- [Written task]:
Give the total number of lines with the word "прилегания" in them, and no other words.

- [Input records]:
-----
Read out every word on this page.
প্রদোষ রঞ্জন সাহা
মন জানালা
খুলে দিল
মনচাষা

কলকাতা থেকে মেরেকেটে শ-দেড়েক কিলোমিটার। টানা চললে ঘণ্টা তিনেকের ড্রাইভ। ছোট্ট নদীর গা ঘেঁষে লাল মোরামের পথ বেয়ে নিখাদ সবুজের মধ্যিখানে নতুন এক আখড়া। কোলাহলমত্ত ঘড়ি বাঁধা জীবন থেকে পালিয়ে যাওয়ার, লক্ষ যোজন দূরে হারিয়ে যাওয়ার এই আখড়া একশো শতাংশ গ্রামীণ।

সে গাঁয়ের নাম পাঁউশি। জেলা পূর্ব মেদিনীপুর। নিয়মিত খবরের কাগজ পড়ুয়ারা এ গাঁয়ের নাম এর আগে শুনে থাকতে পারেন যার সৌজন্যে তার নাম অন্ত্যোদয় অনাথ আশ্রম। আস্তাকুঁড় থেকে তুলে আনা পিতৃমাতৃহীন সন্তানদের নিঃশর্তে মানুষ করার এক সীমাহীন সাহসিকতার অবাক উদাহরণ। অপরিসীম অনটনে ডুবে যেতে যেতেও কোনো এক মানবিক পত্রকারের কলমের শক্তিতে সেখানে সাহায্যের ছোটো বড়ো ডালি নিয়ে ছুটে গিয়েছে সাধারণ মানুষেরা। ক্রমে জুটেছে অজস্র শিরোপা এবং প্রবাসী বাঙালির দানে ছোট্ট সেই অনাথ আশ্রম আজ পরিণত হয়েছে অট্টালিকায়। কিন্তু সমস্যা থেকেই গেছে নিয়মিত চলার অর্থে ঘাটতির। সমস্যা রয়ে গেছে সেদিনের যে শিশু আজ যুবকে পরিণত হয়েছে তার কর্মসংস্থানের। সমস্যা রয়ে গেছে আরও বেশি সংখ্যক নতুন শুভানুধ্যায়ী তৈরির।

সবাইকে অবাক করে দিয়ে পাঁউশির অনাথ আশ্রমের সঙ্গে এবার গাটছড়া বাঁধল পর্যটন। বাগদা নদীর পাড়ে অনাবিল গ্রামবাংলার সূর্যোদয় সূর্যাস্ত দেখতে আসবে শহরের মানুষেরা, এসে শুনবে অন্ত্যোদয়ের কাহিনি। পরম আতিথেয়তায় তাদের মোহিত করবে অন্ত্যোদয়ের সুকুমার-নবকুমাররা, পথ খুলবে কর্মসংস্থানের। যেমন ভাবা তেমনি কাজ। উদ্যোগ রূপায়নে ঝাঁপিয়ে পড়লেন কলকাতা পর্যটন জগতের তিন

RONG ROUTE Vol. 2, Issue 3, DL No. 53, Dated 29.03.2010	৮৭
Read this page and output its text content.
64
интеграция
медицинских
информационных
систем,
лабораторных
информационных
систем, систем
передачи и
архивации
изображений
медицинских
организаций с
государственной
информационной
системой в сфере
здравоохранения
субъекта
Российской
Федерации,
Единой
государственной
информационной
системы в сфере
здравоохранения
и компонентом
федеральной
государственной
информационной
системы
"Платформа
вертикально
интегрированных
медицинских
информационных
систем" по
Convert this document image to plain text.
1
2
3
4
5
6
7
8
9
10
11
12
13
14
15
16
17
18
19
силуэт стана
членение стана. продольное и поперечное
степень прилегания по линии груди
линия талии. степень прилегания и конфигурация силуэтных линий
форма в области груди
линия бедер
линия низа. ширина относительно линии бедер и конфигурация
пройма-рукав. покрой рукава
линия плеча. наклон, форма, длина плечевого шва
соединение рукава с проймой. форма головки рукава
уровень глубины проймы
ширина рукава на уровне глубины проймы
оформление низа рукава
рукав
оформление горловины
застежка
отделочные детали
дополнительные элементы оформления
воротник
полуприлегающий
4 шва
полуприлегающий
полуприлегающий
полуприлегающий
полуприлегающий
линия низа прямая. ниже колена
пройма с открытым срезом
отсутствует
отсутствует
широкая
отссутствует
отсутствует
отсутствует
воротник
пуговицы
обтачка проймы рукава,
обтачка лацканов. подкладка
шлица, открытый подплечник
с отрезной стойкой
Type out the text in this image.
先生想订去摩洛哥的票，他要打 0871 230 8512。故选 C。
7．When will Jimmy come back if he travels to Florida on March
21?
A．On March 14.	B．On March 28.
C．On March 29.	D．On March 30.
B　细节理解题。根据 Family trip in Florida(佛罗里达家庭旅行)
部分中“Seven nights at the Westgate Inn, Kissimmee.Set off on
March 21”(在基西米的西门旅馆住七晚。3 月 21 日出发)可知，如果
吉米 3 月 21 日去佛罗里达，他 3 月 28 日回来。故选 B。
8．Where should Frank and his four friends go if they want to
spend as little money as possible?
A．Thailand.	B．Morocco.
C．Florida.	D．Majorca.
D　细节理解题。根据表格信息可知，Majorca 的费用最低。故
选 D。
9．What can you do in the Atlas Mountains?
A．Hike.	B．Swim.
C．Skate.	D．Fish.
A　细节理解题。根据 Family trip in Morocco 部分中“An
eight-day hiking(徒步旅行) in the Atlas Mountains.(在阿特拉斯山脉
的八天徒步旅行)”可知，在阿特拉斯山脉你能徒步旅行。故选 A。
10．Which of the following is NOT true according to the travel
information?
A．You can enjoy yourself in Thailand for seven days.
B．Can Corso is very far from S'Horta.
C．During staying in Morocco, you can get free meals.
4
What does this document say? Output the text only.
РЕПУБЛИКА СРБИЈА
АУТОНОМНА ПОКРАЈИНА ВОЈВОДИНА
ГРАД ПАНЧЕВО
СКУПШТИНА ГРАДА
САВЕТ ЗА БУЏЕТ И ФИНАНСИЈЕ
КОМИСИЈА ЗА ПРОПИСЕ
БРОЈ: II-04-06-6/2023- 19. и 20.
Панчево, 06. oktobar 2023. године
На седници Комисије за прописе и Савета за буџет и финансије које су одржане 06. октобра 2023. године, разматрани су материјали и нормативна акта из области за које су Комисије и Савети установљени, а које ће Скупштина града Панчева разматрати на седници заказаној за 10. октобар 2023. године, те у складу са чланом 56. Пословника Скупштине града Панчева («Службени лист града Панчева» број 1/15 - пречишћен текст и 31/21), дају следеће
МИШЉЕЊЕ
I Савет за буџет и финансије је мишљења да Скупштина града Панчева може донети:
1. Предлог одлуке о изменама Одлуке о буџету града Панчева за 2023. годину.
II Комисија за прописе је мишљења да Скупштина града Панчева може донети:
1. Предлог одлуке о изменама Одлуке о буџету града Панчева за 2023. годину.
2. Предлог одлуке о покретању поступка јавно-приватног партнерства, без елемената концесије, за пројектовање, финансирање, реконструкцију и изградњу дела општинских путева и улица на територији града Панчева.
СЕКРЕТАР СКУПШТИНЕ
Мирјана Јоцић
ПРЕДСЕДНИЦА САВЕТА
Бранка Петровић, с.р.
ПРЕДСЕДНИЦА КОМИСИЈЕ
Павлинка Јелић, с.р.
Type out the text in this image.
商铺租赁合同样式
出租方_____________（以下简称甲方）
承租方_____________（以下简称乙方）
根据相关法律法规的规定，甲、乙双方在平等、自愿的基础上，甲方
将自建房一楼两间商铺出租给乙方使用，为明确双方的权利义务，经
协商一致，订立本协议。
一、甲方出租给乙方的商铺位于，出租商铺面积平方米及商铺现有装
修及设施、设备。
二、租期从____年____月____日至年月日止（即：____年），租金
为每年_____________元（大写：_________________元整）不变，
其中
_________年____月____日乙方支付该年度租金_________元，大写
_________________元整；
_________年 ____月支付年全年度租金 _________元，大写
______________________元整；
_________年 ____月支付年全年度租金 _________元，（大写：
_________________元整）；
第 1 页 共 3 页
-----
- [Written solution]:
2